## WORK TO BE COMPLETED
Reproduce the listing below without any change.

## RECORD EXCERPTS
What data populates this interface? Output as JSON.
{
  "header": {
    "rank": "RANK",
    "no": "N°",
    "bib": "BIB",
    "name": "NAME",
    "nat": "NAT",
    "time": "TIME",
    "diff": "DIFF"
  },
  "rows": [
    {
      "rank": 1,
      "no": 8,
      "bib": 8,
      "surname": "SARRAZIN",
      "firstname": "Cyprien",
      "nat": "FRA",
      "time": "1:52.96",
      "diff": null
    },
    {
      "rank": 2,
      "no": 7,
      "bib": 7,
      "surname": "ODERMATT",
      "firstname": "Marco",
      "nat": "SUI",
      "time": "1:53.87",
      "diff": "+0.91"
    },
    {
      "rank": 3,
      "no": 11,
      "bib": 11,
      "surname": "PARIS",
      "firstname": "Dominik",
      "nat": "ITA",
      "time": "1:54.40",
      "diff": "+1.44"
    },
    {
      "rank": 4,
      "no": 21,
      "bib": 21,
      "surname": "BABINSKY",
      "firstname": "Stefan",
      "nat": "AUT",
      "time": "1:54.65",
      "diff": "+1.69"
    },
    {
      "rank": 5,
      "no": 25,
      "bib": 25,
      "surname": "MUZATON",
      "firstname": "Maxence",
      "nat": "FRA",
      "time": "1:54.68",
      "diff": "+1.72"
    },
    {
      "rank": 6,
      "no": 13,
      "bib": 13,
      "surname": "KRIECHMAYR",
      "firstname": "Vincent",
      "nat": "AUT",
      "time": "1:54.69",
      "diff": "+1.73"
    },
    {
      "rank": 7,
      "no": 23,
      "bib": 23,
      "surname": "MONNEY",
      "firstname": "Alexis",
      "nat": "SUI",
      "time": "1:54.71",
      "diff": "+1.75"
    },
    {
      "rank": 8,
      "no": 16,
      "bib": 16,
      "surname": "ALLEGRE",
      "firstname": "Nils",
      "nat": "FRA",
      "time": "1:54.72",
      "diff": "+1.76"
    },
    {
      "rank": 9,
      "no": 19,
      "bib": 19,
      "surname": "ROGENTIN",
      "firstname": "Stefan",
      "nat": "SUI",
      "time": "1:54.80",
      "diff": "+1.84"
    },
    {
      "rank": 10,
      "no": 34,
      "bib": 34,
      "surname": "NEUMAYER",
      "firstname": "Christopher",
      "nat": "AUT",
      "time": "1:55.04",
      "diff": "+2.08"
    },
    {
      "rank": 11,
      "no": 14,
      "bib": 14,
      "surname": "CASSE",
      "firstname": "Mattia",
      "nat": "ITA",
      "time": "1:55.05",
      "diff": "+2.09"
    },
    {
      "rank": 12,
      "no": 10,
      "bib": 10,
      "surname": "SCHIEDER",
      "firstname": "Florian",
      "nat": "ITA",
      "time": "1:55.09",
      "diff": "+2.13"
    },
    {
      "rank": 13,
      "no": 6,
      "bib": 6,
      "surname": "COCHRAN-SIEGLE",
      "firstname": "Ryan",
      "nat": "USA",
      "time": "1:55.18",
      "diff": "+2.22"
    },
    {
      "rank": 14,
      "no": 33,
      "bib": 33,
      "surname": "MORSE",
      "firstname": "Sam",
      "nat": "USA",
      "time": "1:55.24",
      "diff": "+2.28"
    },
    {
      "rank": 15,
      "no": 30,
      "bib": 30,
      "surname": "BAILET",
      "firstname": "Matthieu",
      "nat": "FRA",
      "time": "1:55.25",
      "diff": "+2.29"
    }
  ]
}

## FINISHED EXERCISE
What data populates this interface? Output as JSON.
{
  "header": {
    "rank": "RANK",
    "no": "N°",
    "bib": "BIB",
    "name": "NAME",
    "nat": "NAT",
    "time": "TIME",
    "diff": "DIFF"
  },
  "rows": [
    {
      "rank": 1,
      "no": 8,
      "bib": 8,
      "surname": "SARRAZIN",
      "firstname": "Cyprien",
      "nat": "FRA",
      "time": "1:52.96",
      "diff": null
    },
    {
      "rank": 2,
      "no": 7,
      "bib": 7,
      "surname": "ODERMATT",
      "firstname": "Marco",
      "nat": "SUI",
      "time": "1:53.87",
      "diff": "+0.91"
    },
    {
      "rank": 3,
      "no": 11,
      "bib": 11,
      "surname": "PARIS",
      "firstname": "Dominik",
      "nat": "ITA",
      "time": "1:54.40",
      "diff": "+1.44"
    },
    {
      "rank": 4,
      "no": 21,
      "bib": 21,
      "surname": "BABINSKY",
      "firstname": "Stefan",
      "nat": "AUT",
      "time": "1:54.65",
      "diff": "+1.69"
    },
    {
      "rank": 5,
      "no": 25,
      "bib": 25,
      "surname": "MUZATON",
      "firstname": "Maxence",
      "nat": "FRA",
      "time": "1:54.68",
      "diff": "+1.72"
    },
    {
      "rank": 6,
      "no": 13,
      "bib": 13,
      "surname": "KRIECHMAYR",
      "firstname": "Vincent",
      "nat": "AUT",
      "time": "1:54.69",
      "diff": "+1.73"
    },
    {
      "rank": 7,
      "no": 23,
      "bib": 23,
      "surname": "MONNEY",
      "firstname": "Alexis",
      "nat": "SUI",
      "time": "1:54.71",
      "diff": "+1.75"
    },
    {
      "rank": 8,
      "no": 16,
      "bib": 16,
      "surname": "ALLEGRE",
      "firstname": "Nils",
      "nat": "FRA",
      "time": "1:54.72",
      "diff": "+1.76"
    },
    {
      "rank": 9,
      "no": 19,
      "bib": 19,
      "surname": "ROGENTIN",
      "firstname": "Stefan",
      "nat": "SUI",
      "time": "1:54.80",
      "diff": "+1.84"
    },
    {
      "rank": 10,
      "no": 34,
      "bib": 34,
      "surname": "NEUMAYER",
      "firstname": "Christopher",
      "nat": "AUT",
      "time": "1:55.04",
      "diff": "+2.08"
    },
    {
      "rank": 11,
      "no": 14,
      "bib": 14,
      "surname": "CASSE",
      "firstname": "Mattia",
      "nat": "ITA",
      "time": "1:55.05",
      "diff": "+2.09"
    },
    {
      "rank": 12,
      "no": 10,
      "bib": 10,
      "surname": "SCHIEDER",
      "firstname": "Florian",
      "nat": "ITA",
      "time": "1:55.09",
      "diff": "+2.13"
    },
    {
      "rank": 13,
      "no": 6,
      "bib": 6,
      "surname": "COCHRAN-SIEGLE",
      "firstname": "Ryan",
      "nat": "USA",
      "time": "1:55.18",
      "diff": "+2.22"
    },
    {
      "rank": 14,
      "no": 33,
      "bib": 33,
      "surname": "MORSE",
      "firstname": "Sam",
      "nat": "USA",
      "time": "1:55.24",
      "diff": "+2.28"
    },
    {
      "rank": 15,
      "no": 30,
      "bib": 30,
      "surname": "BAILET",
      "firstname": "Matthieu",
      "nat": "FRA",
      "time": "1:55.25",
      "diff": "+2.29"
    }
  ]
}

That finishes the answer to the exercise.